▶

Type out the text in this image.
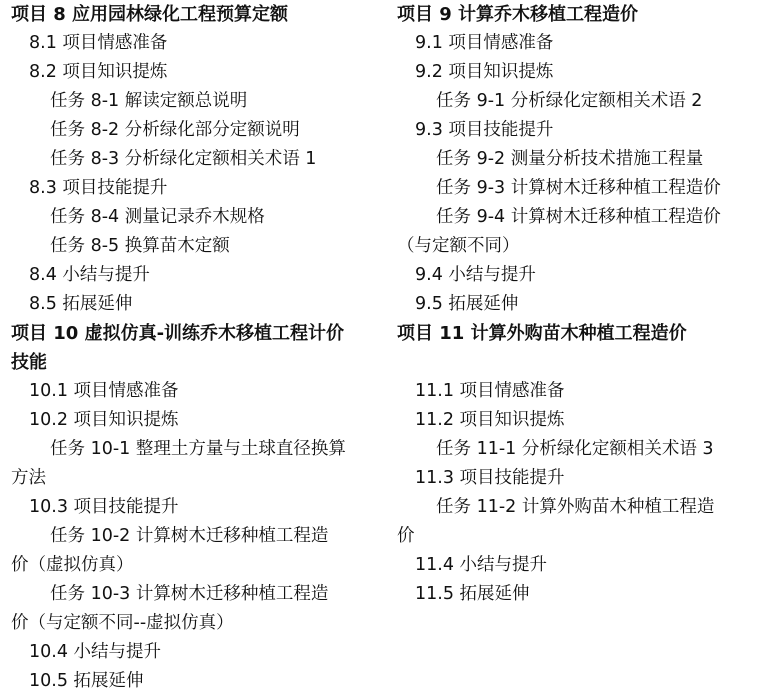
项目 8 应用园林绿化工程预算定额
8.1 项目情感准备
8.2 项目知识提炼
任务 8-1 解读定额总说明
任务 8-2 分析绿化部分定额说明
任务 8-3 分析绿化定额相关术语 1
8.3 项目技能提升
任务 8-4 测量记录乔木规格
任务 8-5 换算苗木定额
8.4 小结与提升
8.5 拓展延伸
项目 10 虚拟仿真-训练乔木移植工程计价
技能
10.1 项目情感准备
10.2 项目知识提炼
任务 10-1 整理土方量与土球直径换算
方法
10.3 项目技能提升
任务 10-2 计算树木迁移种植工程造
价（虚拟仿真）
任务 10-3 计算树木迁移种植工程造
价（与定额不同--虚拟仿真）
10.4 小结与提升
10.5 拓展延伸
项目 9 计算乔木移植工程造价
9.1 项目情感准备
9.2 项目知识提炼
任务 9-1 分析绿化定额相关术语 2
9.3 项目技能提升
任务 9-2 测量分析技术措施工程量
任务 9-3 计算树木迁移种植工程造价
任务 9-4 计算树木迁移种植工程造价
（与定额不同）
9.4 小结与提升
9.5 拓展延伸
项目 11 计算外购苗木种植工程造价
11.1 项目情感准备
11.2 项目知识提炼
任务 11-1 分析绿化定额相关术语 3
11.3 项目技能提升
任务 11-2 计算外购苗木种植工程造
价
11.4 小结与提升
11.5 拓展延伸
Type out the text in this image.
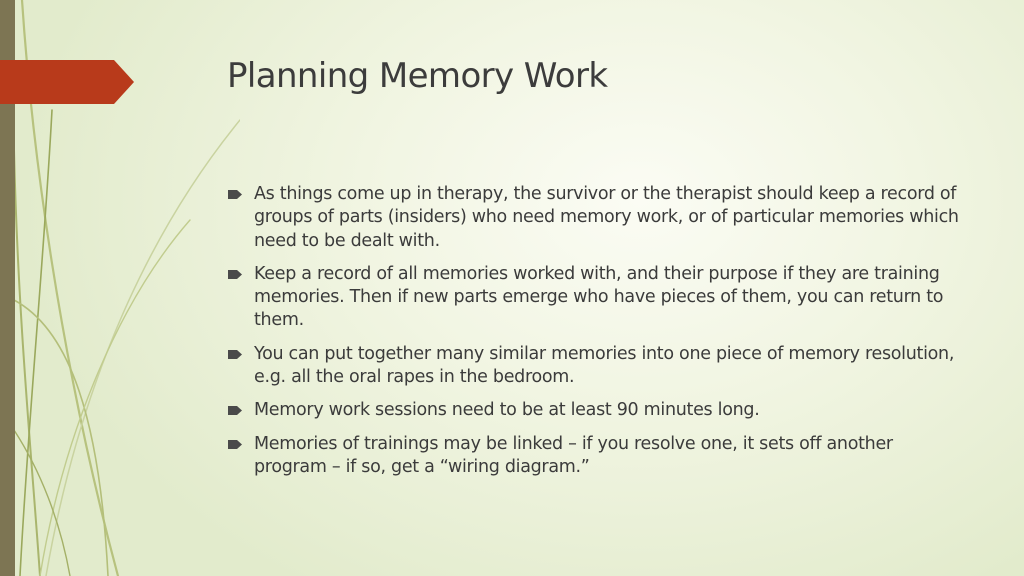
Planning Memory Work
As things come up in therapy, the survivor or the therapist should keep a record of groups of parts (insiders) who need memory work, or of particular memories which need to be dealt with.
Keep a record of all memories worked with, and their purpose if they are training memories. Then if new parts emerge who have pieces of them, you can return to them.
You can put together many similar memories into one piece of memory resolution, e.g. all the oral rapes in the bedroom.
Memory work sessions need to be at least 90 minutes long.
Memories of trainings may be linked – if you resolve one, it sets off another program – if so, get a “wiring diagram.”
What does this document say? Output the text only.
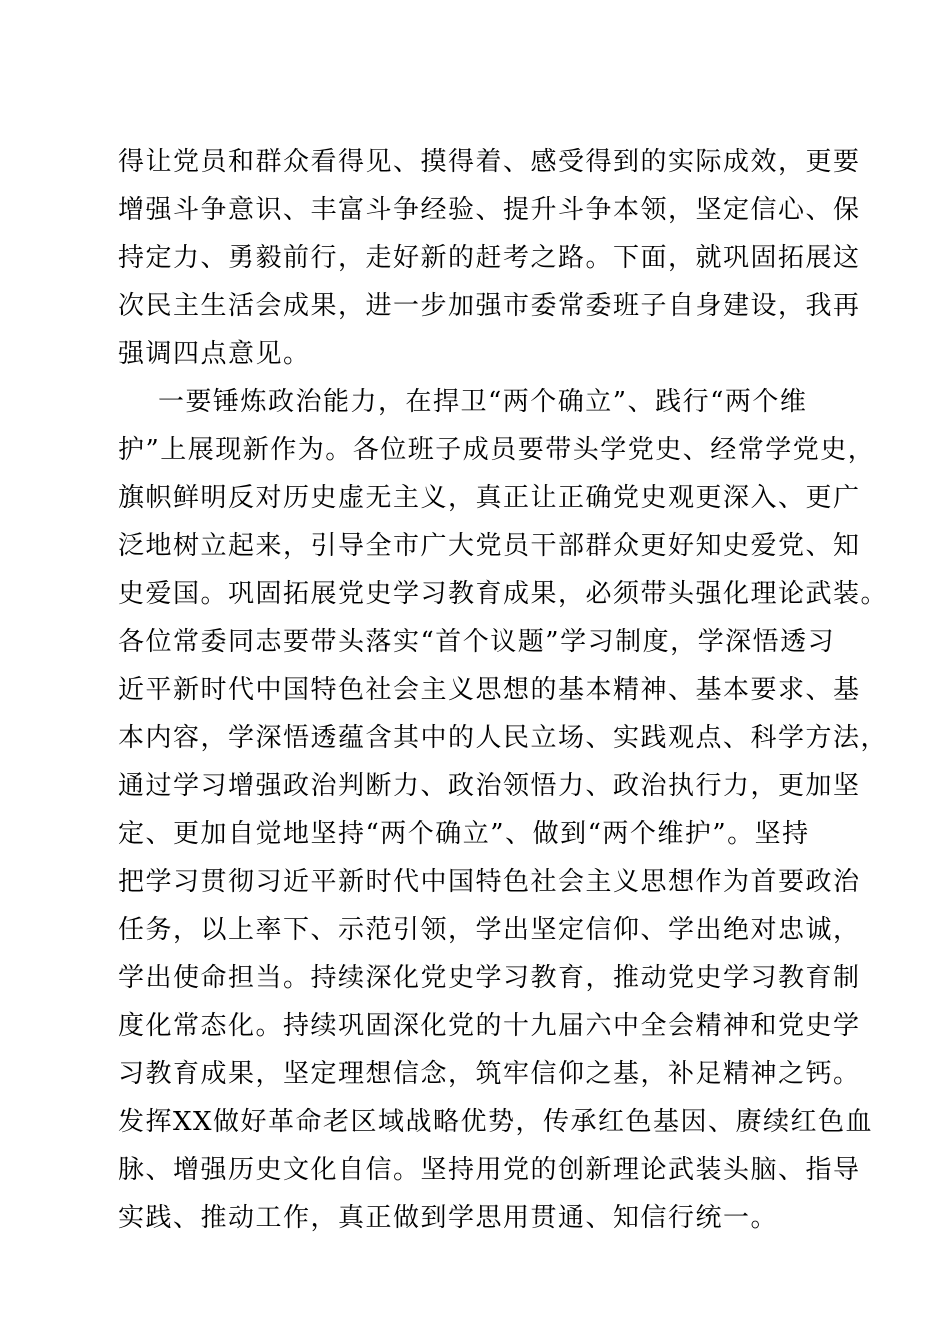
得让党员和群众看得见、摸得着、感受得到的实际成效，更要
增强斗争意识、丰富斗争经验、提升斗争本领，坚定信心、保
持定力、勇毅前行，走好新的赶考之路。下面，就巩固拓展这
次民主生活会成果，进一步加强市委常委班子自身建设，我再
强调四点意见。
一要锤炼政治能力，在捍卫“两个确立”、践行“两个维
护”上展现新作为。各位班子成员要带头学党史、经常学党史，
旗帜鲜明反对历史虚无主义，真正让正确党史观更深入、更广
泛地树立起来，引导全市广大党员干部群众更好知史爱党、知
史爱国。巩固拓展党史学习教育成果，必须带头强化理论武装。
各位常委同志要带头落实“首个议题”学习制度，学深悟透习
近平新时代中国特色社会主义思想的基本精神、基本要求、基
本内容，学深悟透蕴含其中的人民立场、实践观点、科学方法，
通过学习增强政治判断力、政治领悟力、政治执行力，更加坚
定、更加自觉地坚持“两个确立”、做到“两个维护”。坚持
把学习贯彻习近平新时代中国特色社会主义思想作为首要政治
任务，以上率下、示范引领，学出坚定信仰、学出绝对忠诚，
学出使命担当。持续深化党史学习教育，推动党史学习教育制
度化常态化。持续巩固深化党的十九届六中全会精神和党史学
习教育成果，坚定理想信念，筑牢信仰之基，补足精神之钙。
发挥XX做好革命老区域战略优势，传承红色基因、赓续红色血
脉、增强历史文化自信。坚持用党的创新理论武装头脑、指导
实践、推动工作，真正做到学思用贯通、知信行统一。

◀
▶

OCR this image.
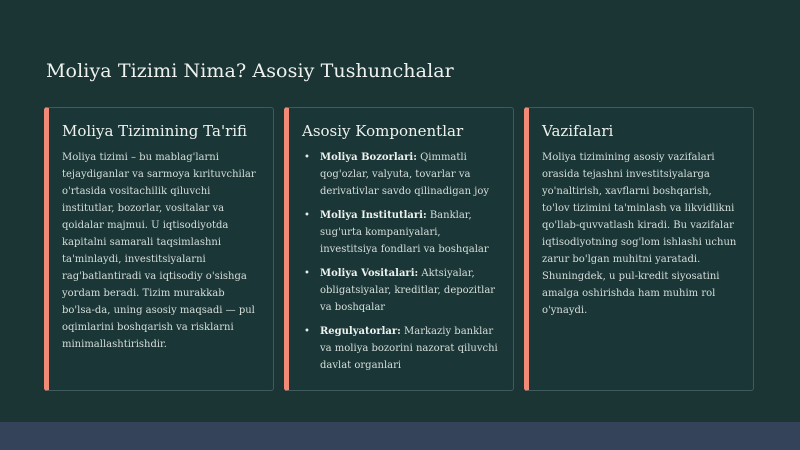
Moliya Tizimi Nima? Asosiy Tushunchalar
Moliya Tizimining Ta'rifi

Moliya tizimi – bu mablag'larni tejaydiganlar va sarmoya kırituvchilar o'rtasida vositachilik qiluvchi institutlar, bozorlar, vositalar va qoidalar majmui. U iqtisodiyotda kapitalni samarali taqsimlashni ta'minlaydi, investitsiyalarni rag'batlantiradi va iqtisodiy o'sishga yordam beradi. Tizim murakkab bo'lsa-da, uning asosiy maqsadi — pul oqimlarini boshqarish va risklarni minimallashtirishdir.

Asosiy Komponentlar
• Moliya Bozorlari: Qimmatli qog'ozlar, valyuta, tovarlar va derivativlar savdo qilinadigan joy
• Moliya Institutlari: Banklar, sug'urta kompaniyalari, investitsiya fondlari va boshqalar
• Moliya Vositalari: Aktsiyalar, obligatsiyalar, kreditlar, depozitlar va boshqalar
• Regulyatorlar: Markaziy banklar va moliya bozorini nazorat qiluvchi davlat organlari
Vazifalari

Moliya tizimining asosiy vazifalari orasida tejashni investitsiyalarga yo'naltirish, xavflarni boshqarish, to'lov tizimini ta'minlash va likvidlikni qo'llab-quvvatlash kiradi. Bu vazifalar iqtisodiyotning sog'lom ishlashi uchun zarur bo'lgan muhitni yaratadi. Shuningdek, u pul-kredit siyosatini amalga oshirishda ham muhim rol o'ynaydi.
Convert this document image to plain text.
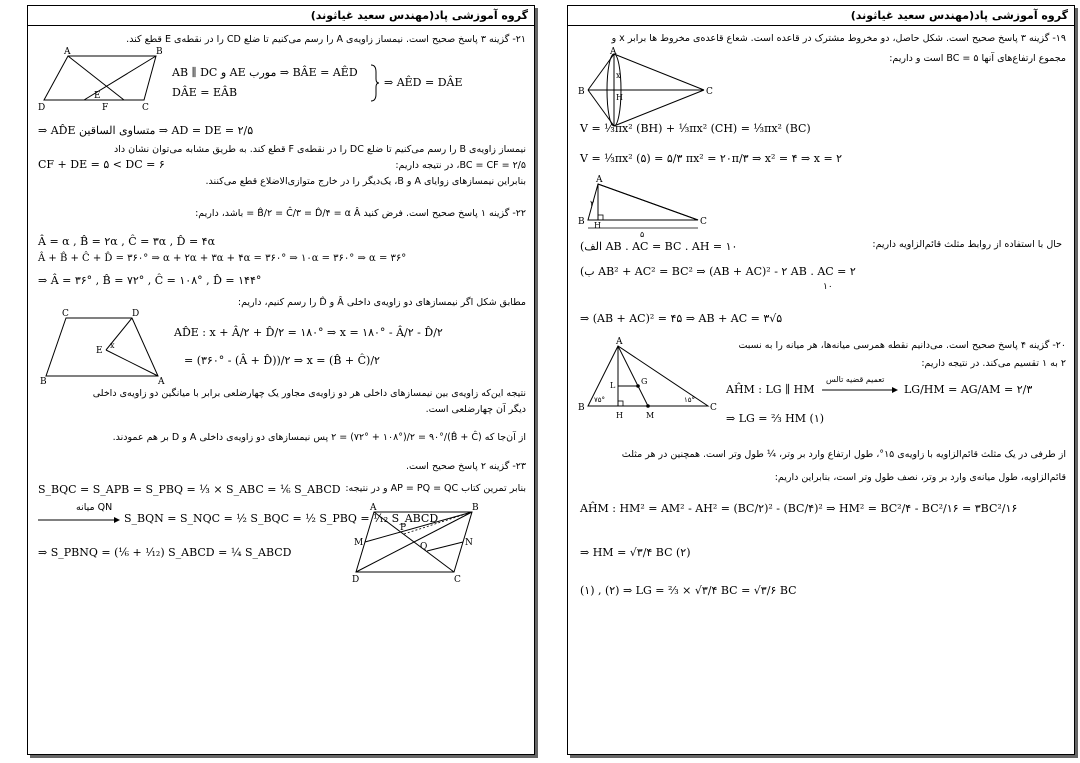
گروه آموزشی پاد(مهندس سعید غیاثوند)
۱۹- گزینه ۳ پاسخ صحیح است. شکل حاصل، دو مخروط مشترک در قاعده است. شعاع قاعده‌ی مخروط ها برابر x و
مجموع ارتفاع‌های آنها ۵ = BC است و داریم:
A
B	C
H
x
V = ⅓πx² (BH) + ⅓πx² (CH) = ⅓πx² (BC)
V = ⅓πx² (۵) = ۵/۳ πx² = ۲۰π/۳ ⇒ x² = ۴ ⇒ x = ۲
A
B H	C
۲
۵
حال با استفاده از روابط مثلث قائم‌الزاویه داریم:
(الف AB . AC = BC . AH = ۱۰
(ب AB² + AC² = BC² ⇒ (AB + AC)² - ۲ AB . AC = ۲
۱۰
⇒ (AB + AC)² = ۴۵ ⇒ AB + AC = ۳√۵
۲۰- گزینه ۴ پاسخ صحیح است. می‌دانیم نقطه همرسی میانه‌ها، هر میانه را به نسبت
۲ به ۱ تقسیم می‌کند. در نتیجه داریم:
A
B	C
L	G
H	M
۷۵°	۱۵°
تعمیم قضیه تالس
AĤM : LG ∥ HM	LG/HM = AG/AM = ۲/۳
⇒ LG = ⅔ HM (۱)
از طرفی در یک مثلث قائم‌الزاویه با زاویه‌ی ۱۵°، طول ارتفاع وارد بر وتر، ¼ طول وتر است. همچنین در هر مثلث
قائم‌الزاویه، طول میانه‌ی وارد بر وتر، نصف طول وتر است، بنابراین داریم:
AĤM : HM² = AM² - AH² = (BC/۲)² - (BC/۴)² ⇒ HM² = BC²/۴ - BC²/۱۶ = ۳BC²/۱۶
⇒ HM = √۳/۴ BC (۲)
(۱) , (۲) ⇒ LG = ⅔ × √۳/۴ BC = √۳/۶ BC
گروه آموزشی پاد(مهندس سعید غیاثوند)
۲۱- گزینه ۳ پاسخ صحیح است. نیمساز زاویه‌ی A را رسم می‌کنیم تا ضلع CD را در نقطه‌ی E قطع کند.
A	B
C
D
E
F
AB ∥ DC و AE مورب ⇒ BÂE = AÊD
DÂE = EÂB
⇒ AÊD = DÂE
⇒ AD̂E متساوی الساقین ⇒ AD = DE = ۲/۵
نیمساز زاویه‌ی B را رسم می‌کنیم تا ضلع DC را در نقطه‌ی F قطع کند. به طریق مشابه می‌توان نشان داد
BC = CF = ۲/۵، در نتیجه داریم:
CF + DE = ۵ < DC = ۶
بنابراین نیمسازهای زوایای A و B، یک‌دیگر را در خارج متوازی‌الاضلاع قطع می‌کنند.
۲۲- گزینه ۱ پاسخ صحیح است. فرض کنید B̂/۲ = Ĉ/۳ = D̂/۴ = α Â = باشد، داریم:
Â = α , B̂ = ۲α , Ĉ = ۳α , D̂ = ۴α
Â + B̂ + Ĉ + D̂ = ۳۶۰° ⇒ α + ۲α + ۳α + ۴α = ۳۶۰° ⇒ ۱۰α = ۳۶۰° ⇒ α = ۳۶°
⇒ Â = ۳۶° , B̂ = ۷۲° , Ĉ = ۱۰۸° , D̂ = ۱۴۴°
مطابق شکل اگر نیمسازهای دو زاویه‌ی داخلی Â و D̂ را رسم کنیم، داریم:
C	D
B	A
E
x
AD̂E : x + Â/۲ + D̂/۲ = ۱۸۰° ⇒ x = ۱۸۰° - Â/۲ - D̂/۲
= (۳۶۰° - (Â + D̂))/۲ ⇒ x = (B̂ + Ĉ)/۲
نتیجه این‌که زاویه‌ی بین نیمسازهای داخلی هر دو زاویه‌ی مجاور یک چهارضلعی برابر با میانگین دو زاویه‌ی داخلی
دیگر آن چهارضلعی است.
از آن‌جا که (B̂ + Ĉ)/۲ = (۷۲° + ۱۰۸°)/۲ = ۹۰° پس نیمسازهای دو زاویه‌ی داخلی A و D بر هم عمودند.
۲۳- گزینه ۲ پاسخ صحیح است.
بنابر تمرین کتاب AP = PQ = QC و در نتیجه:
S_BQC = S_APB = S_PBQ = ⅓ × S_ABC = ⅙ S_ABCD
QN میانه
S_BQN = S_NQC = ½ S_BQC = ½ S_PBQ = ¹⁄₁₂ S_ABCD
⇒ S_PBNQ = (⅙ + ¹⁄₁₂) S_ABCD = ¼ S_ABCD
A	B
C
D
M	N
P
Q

◀

The word "this" may appear on some lines. Report how many lines hold it, giving the number alone.

_Result below_.
5